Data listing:
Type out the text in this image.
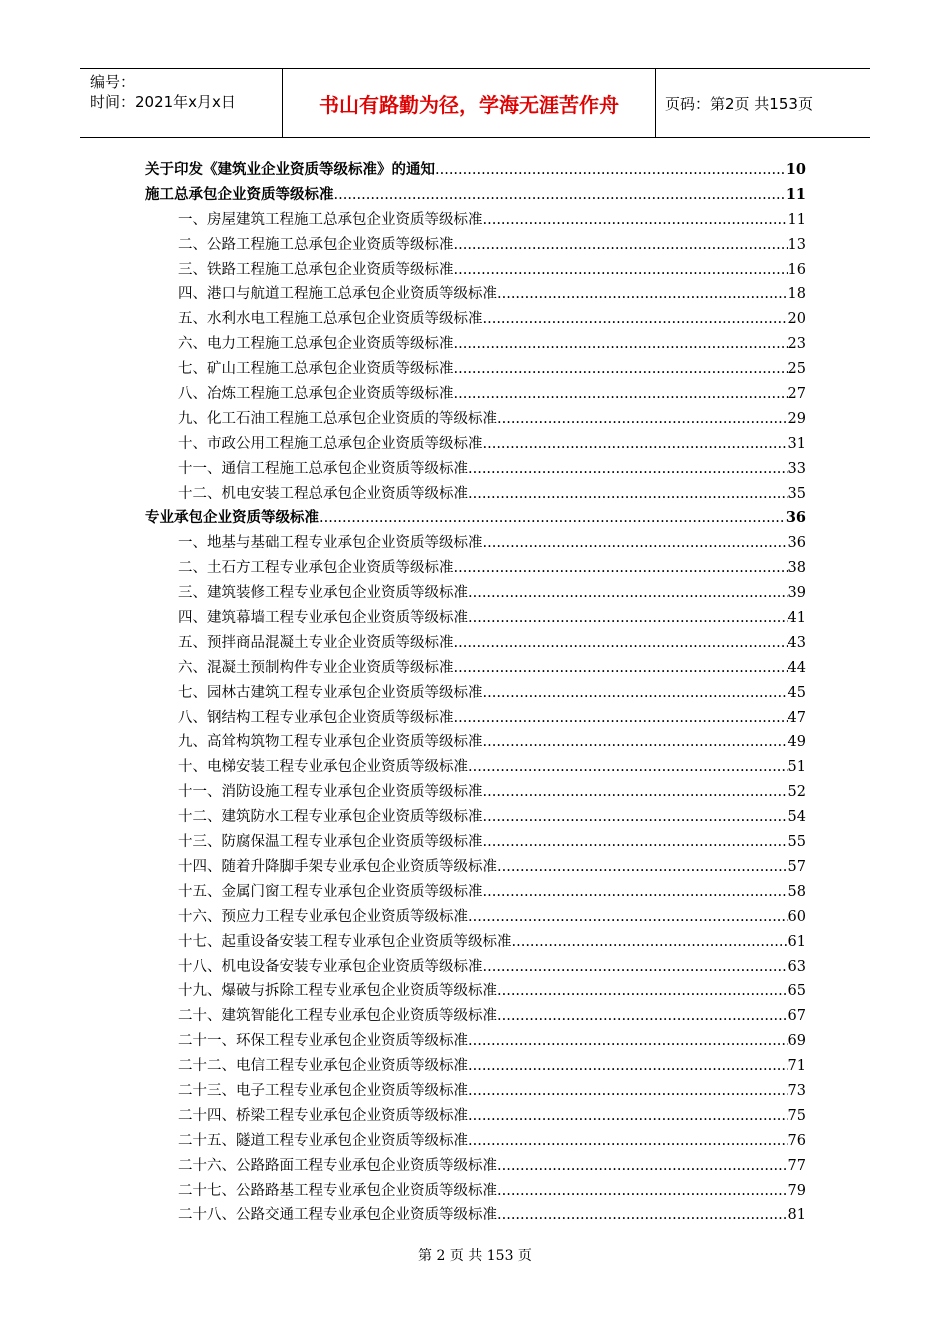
编号：
时间：2021年x月x日	书山有路勤为径，学海无涯苦作舟	页码：第2页 共153页
关于印发《建筑业企业资质等级标准》的通知 .....	10
施工总承包企业资质等级标准 .....	11
一、房屋建筑工程施工总承包企业资质等级标准 .....	11
二、公路工程施工总承包企业资质等级标准 .....	13
三、铁路工程施工总承包企业资质等级标准 .....	16
四、港口与航道工程施工总承包企业资质等级标准 .....	18
五、水利水电工程施工总承包企业资质等级标准 .....	20
六、电力工程施工总承包企业资质等级标准 .....	23
七、矿山工程施工总承包企业资质等级标准 .....	25
八、冶炼工程施工总承包企业资质等级标准 .....	27
九、化工石油工程施工总承包企业资质的等级标准 .....	29
十、市政公用工程施工总承包企业资质等级标准 .....	31
十一、通信工程施工总承包企业资质等级标准 .....	33
十二、机电安装工程总承包企业资质等级标准 .....	35
专业承包企业资质等级标准 .....	36
一、地基与基础工程专业承包企业资质等级标准 .....	36
二、土石方工程专业承包企业资质等级标准 .....	38
三、建筑装修工程专业承包企业资质等级标准 .....	39
四、建筑幕墙工程专业承包企业资质等级标准 .....	41
五、预拌商品混凝土专业企业资质等级标准 .....	43
六、混凝土预制构件专业企业资质等级标准 .....	44
七、园林古建筑工程专业承包企业资质等级标准 .....	45
八、钢结构工程专业承包企业资质等级标准 .....	47
九、高耸构筑物工程专业承包企业资质等级标准 .....	49
十、电梯安装工程专业承包企业资质等级标准 .....	51
十一、消防设施工程专业承包企业资质等级标准 .....	52
十二、建筑防水工程专业承包企业资质等级标准 .....	54
十三、防腐保温工程专业承包企业资质等级标准 .....	55
十四、随着升降脚手架专业承包企业资质等级标准 .....	57
十五、金属门窗工程专业承包企业资质等级标准 .....	58
十六、预应力工程专业承包企业资质等级标准 .....	60
十七、起重设备安装工程专业承包企业资质等级标准 .....	61
十八、机电设备安装专业承包企业资质等级标准 .....	63
十九、爆破与拆除工程专业承包企业资质等级标准 .....	65
二十、建筑智能化工程专业承包企业资质等级标准 .....	67
二十一、环保工程专业承包企业资质等级标准 .....	69
二十二、电信工程专业承包企业资质等级标准 .....	71
二十三、电子工程专业承包企业资质等级标准 .....	73
二十四、桥梁工程专业承包企业资质等级标准 .....	75
二十五、隧道工程专业承包企业资质等级标准 .....	76
二十六、公路路面工程专业承包企业资质等级标准 .....	77
二十七、公路路基工程专业承包企业资质等级标准 .....	79
二十八、公路交通工程专业承包企业资质等级标准 .....	81
第 2 页 共 153 页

→ **SET EXERCISE**
Without the pictures, repeat all the records word for word.

→ **ANSWER TO THE EXERCISE**
Type out the text in this image.
编号：
时间：2021年x月x日	书山有路勤为径，学海无涯苦作舟	页码：第2页 共153页
关于印发《建筑业企业资质等级标准》的通知 .....	10
施工总承包企业资质等级标准 .....	11
一、房屋建筑工程施工总承包企业资质等级标准 .....	11
二、公路工程施工总承包企业资质等级标准 .....	13
三、铁路工程施工总承包企业资质等级标准 .....	16
四、港口与航道工程施工总承包企业资质等级标准 .....	18
五、水利水电工程施工总承包企业资质等级标准 .....	20
六、电力工程施工总承包企业资质等级标准 .....	23
七、矿山工程施工总承包企业资质等级标准 .....	25
八、冶炼工程施工总承包企业资质等级标准 .....	27
九、化工石油工程施工总承包企业资质的等级标准 .....	29
十、市政公用工程施工总承包企业资质等级标准 .....	31
十一、通信工程施工总承包企业资质等级标准 .....	33
十二、机电安装工程总承包企业资质等级标准 .....	35
专业承包企业资质等级标准 .....	36
一、地基与基础工程专业承包企业资质等级标准 .....	36
二、土石方工程专业承包企业资质等级标准 .....	38
三、建筑装修工程专业承包企业资质等级标准 .....	39
四、建筑幕墙工程专业承包企业资质等级标准 .....	41
五、预拌商品混凝土专业企业资质等级标准 .....	43
六、混凝土预制构件专业企业资质等级标准 .....	44
七、园林古建筑工程专业承包企业资质等级标准 .....	45
八、钢结构工程专业承包企业资质等级标准 .....	47
九、高耸构筑物工程专业承包企业资质等级标准 .....	49
十、电梯安装工程专业承包企业资质等级标准 .....	51
十一、消防设施工程专业承包企业资质等级标准 .....	52
十二、建筑防水工程专业承包企业资质等级标准 .....	54
十三、防腐保温工程专业承包企业资质等级标准 .....	55
十四、随着升降脚手架专业承包企业资质等级标准 .....	57
十五、金属门窗工程专业承包企业资质等级标准 .....	58
十六、预应力工程专业承包企业资质等级标准 .....	60
十七、起重设备安装工程专业承包企业资质等级标准 .....	61
十八、机电设备安装专业承包企业资质等级标准 .....	63
十九、爆破与拆除工程专业承包企业资质等级标准 .....	65
二十、建筑智能化工程专业承包企业资质等级标准 .....	67
二十一、环保工程专业承包企业资质等级标准 .....	69
二十二、电信工程专业承包企业资质等级标准 .....	71
二十三、电子工程专业承包企业资质等级标准 .....	73
二十四、桥梁工程专业承包企业资质等级标准 .....	75
二十五、隧道工程专业承包企业资质等级标准 .....	76
二十六、公路路面工程专业承包企业资质等级标准 .....	77
二十七、公路路基工程专业承包企业资质等级标准 .....	79
二十八、公路交通工程专业承包企业资质等级标准 .....	81
第 2 页 共 153 页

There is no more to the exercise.